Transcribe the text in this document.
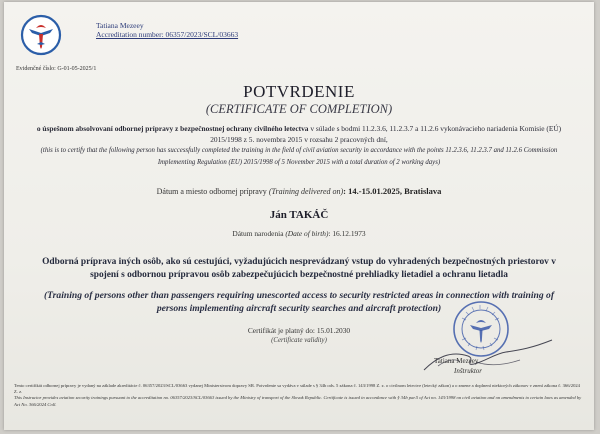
Tatiana Mezeey
Accreditation number: 06357/2023/SCL/03663
Evidenčné číslo: G-01-05-2025/1
POTVRDENIE
(CERTIFICATE OF COMPLETION)
o úspešnom absolvovaní odbornej prípravy z bezpečnostnej ochrany civilného letectva v súlade s bodmi 11.2.3.6, 11.2.3.7 a 11.2.6 vykonávacieho nariadenia Komisie (EÚ) 2015/1998 z 5. novembra 2015 v rozsahu 2 pracovných dní,
(this is to certify that the following person has successfully completed the training in the field of civil aviation security in accordance with the points 11.2.3.6, 11.2.3.7 and 11.2.6 Commission Implementing Regulation (EU) 2015/1998 of 5 November 2015 with a total duration of 2 working days)
Dátum a miesto odbornej prípravy (Training delivered on): 14.-15.01.2025, Bratislava
Ján TAKÁČ
Dátum narodenia (Date of birth): 16.12.1973
Odborná príprava iných osôb, ako sú cestujúci, vyžadujúcich nesprevádzaný vstup do vyhradených bezpečnostných priestorov v spojení s odbornou prípravou osôb zabezpečujúcich bezpečnostné prehliadky lietadiel a ochranu lietadla
(Training of persons other than passengers requiring unescorted access to security restricted areas in connection with training of persons implementing aircraft security searches and aircraft protection)
Certifikát je platný do: 15.01.2030
(Certificate validity)
Tatiana Mezeey
Inštruktor
Tento certifikát odbornej prípravy je vydaný na základe akreditácie č. 06357/2023/SCL/03663 vydanej Ministerstvom dopravy SR. Potvrdenie sa vydáva v súlade s § 34b ods. 5 zákona č. 143/1998 Z. z. o civilnom letectve (letecký zákon) a o zmene a doplnení niektorých zákonov v znení zákona č. 366/2024 Z. z.
This Instructor provides aviation security trainings pursuant to the accreditation no. 06357/2023/SCL/03663 issued by the Ministry of transport of the Slovak Republic. Certificate is issued in accordance with § 34b par.5 of Act no. 143/1998 on civil aviation and on amendments to certain laws as amended by Act No. 366/2024 Coll.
+---+
Problem description => In the records above, how many lines contain the string "aviation"? State that number only.

Solution to the exercise => 2